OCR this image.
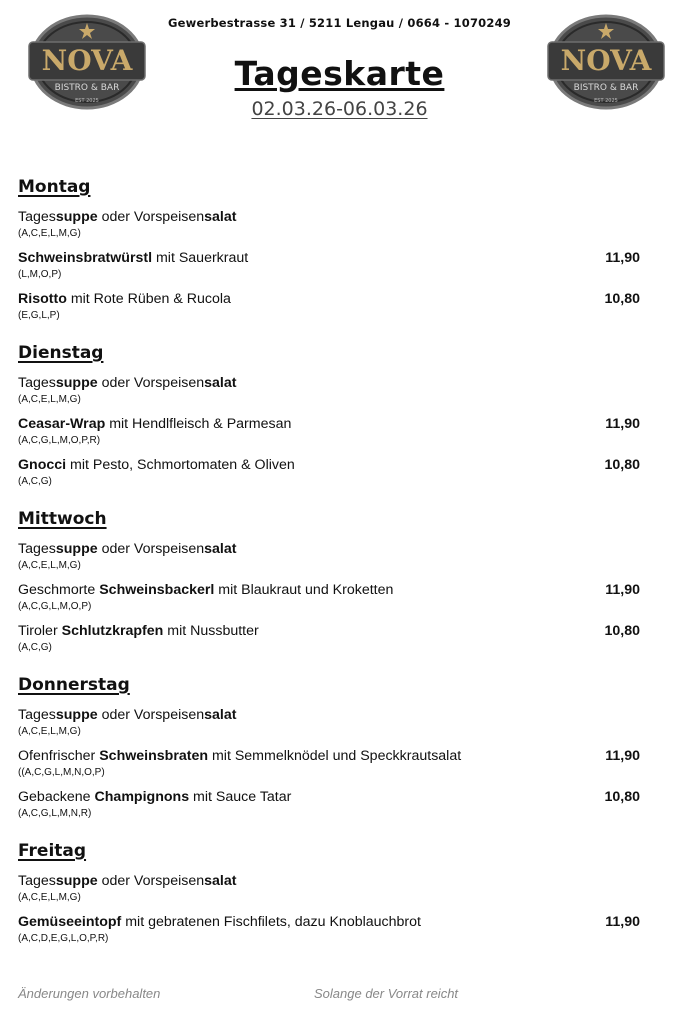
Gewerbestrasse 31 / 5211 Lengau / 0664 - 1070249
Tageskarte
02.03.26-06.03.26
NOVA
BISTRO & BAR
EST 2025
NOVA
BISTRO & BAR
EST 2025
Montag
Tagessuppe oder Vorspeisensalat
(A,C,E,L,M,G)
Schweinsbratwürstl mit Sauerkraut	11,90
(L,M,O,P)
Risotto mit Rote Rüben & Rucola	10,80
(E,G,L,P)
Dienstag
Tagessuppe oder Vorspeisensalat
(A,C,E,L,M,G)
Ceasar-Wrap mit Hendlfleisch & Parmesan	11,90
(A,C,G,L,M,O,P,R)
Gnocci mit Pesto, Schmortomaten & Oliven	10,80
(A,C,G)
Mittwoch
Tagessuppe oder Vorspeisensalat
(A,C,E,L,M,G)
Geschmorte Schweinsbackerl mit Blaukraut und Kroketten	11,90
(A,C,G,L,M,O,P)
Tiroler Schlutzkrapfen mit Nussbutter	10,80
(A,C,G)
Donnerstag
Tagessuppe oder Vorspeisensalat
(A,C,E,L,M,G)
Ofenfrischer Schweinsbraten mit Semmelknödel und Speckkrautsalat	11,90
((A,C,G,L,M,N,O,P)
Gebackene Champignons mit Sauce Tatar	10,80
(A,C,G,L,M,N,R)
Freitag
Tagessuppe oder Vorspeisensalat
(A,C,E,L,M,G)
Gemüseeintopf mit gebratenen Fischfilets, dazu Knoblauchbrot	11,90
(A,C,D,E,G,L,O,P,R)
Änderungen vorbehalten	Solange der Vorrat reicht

☆ ☆ ☆ ☆

**Directions for this task**
Every line should be retyped exactly, with the pictures omitted.

**Worked solution**
OCR this image.
Gewerbestrasse 31 / 5211 Lengau / 0664 - 1070249
Tageskarte
02.03.26-06.03.26
NOVA
BISTRO & BAR
EST 2025
NOVA
BISTRO & BAR
EST 2025
Montag
Tagessuppe oder Vorspeisensalat
(A,C,E,L,M,G)
Schweinsbratwürstl mit Sauerkraut	11,90
(L,M,O,P)
Risotto mit Rote Rüben & Rucola	10,80
(E,G,L,P)
Dienstag
Tagessuppe oder Vorspeisensalat
(A,C,E,L,M,G)
Ceasar-Wrap mit Hendlfleisch & Parmesan	11,90
(A,C,G,L,M,O,P,R)
Gnocci mit Pesto, Schmortomaten & Oliven	10,80
(A,C,G)
Mittwoch
Tagessuppe oder Vorspeisensalat
(A,C,E,L,M,G)
Geschmorte Schweinsbackerl mit Blaukraut und Kroketten	11,90
(A,C,G,L,M,O,P)
Tiroler Schlutzkrapfen mit Nussbutter	10,80
(A,C,G)
Donnerstag
Tagessuppe oder Vorspeisensalat
(A,C,E,L,M,G)
Ofenfrischer Schweinsbraten mit Semmelknödel und Speckkrautsalat	11,90
((A,C,G,L,M,N,O,P)
Gebackene Champignons mit Sauce Tatar	10,80
(A,C,G,L,M,N,R)
Freitag
Tagessuppe oder Vorspeisensalat
(A,C,E,L,M,G)
Gemüseeintopf mit gebratenen Fischfilets, dazu Knoblauchbrot	11,90
(A,C,D,E,G,L,O,P,R)
Änderungen vorbehalten	Solange der Vorrat reicht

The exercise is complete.